▶ [TAREA ASIGNADA A]:
Según el texto sobre los resultados trimestrales de Samsung, ¿cuánto alcanzaron los ingresos de la compañía en el segundo trimestre?
▶ [TAREA ASIGNADA B]:
Resume en dos oraciones el texto sobre los resultados trimestrales de Samsung.
▶ [TAREA ASIGNADA C]:
Escribe la continuación del texto sobre los resultados trimestrales de Samsung a partir de su última oración.

▶ [FRAGMENTO DEL TEXTO]:
Samsung reportó una utilidad operativa de 89,4 billones de wones durante el segundo trimestre, un crecimiento superior al 1,800% en comparación con el mismo periodo del año anterior, impulsado principalmente por la fuerte demanda de memorias para centros de datos y aplicaciones de inteligencia artificial.

A pesar de estos resultados financieros excepcionales y unos ingresos que alcanzaron los 171 billones de wones, cerca del doble que en el trimestre anterior, las acciones de la compañía cerraron con una caída cercana al 7%. Esta caída refleja las preocupaciones de los inversionistas respecto a la sostenibilidad del crecimiento y el ritmo de inversión en infraestructuras para inteligencia artificial.

El mercado ya anticipaba un trimestre histórico para Samsung, por lo que los resultados no representaron una sorpresa capaz de impulsar la cotización de sus acciones. En cambio, el foco se desplazó hacia la capacidad de la empresa de mantener el crecimiento, especialmente en la demanda de semiconductores vinculados con la inteligencia artificial, cuyos precios vienen incrementándose en los últimos años.

▶ [INFORMACIÓN PROPORCIONADA]:
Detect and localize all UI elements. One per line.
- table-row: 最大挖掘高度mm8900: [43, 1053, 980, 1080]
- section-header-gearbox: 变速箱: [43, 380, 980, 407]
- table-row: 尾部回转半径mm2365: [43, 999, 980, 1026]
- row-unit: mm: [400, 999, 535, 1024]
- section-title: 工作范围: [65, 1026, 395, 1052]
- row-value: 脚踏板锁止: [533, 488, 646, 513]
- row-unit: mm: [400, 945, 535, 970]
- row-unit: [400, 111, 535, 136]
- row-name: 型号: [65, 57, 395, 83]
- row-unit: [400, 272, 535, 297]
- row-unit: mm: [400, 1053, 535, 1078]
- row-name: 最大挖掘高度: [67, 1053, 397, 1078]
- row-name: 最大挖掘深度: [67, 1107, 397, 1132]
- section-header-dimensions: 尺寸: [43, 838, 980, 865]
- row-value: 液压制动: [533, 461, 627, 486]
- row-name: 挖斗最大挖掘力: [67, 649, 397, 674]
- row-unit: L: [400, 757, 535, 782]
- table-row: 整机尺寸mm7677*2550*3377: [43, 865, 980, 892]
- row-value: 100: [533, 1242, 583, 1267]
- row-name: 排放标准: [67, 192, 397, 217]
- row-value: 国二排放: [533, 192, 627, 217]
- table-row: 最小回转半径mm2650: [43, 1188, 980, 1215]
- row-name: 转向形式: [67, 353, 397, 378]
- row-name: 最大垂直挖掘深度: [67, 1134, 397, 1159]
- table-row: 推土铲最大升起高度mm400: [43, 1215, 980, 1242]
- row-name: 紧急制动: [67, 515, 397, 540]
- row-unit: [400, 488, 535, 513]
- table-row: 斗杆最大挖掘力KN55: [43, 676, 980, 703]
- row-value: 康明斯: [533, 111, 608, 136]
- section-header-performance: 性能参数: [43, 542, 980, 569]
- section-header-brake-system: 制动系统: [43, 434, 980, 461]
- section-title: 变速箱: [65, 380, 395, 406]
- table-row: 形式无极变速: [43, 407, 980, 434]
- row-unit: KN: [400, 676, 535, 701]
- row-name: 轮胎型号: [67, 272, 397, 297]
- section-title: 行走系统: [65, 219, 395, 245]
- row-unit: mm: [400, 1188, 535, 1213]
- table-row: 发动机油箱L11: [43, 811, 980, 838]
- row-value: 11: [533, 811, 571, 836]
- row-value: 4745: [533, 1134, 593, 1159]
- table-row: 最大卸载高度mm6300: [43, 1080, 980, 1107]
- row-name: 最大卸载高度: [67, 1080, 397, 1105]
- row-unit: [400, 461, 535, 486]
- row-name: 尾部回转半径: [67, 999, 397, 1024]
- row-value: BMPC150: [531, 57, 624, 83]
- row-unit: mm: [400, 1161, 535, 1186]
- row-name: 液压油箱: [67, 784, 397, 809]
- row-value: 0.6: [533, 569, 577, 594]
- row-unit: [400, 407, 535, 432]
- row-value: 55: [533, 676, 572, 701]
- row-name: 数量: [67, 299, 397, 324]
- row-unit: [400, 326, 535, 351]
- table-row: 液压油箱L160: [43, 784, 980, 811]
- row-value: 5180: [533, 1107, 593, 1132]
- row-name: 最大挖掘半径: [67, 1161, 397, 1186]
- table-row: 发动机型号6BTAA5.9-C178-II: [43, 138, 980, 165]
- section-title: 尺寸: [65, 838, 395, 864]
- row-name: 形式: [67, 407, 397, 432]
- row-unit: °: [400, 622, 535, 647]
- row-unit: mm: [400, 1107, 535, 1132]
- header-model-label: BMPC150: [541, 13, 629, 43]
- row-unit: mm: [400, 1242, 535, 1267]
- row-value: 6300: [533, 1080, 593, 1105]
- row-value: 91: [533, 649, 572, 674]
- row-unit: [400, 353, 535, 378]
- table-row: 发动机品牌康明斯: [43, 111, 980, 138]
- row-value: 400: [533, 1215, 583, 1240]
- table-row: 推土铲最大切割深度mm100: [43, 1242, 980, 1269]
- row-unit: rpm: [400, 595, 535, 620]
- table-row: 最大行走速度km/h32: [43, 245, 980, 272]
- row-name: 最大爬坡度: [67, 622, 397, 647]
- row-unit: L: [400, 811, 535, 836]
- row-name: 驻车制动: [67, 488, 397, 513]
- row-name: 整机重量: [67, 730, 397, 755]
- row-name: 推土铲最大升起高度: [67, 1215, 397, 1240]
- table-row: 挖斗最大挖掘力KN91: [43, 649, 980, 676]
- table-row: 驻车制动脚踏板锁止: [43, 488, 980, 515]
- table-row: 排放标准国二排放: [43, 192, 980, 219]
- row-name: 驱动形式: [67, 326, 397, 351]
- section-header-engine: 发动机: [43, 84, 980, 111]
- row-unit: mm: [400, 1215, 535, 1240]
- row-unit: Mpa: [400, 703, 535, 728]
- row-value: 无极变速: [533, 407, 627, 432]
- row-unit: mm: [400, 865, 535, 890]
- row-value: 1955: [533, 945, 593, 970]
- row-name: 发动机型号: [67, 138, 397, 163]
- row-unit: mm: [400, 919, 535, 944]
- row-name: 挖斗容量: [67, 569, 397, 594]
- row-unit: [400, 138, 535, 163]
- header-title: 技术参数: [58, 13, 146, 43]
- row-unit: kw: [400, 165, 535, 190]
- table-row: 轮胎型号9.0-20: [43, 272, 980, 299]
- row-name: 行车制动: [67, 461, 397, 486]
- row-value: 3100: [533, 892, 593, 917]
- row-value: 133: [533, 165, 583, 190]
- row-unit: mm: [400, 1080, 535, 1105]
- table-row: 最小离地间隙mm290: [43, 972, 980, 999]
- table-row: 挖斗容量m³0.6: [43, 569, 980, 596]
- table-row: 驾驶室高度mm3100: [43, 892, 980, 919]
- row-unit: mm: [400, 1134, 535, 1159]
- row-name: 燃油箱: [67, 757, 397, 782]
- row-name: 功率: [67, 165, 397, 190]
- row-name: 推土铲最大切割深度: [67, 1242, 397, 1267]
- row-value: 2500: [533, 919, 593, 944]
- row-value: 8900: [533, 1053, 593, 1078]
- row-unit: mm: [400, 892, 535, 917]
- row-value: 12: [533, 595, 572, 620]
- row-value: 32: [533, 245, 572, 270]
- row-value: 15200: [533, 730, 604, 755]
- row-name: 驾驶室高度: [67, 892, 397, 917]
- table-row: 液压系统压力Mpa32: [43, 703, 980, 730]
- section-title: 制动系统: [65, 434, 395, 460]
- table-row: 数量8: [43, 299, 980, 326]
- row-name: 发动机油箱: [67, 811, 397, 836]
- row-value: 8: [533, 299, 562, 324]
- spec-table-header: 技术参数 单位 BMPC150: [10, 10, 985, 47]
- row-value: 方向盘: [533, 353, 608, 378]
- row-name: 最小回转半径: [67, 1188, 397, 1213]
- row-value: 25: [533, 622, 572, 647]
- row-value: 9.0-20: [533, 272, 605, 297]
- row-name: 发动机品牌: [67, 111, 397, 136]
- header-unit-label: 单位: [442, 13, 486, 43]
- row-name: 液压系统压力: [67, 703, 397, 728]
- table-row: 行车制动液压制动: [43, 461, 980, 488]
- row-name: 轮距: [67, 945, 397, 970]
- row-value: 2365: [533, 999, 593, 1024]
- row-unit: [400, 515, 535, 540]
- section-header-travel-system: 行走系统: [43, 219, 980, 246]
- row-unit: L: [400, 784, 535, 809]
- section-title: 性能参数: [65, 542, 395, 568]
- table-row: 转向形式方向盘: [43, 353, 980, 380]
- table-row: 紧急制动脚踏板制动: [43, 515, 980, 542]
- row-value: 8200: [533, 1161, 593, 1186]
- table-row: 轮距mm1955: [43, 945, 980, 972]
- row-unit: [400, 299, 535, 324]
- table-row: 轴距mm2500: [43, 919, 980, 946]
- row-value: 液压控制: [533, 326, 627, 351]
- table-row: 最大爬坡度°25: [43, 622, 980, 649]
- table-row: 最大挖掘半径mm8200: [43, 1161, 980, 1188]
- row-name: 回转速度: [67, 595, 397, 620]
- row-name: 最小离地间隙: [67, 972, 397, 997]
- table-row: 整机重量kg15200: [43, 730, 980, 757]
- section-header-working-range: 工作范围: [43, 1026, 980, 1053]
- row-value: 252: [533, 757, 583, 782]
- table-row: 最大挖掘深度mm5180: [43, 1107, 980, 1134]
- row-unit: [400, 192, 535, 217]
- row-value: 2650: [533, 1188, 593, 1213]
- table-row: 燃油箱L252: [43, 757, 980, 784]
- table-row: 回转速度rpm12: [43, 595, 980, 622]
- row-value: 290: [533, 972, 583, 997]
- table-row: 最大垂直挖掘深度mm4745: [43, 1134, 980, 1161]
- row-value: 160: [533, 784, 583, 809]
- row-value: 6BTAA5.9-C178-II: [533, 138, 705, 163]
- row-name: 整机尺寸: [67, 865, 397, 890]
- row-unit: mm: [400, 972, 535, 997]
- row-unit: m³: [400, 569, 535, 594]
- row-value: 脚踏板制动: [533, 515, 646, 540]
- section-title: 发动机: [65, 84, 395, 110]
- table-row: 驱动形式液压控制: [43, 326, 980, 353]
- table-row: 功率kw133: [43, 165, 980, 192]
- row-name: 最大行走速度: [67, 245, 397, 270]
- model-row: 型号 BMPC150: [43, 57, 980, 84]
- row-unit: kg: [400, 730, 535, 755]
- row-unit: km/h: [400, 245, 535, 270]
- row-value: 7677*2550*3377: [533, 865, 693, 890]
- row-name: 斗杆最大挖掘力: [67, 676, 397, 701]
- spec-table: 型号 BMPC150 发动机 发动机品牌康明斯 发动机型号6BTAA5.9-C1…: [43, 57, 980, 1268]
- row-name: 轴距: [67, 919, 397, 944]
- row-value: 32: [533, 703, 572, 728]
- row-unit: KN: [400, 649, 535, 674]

▶ [RESULTADO A]:
Los ingresos alcanzaron los 171 billones de wones.

▶ [RESULTADO B]:
Samsung reportó una utilidad operativa de 89,4 billones de wones en el segundo trimestre, un crecimiento superior al 1,800% interanual impulsado por la demanda de memorias para centros de datos e inteligencia artificial. Aun así, sus acciones cayeron cerca del 7%, porque el mercado ya esperaba un trimestre histórico y a los inversionistas les preocupa la sostenibilidad del crecimiento.

▶ [RESULTADO C]:
Además, Samsung enfrenta presiones en su estructura de gastos tras aumentar el pago de bonos a sus empleados, derivado de cambios en su esquema de compensaciones luego de negociaciones sindicales. Este incremento en los costos extraordinarios añade incertidumbre sobre la rentabilidad futura de la compañía en un entorno competitivo y de alta inversión tecnológica.

Los inversionistas también están atentos al tamaño de la inversión en inteligencia artificial que Samsung deberá realizar para mantenerse a la vanguardia. El alto gasto en capital requerido para esta carrera tecnológica genera dudas sobre el balance entre beneficios y gastos a mediano plazo.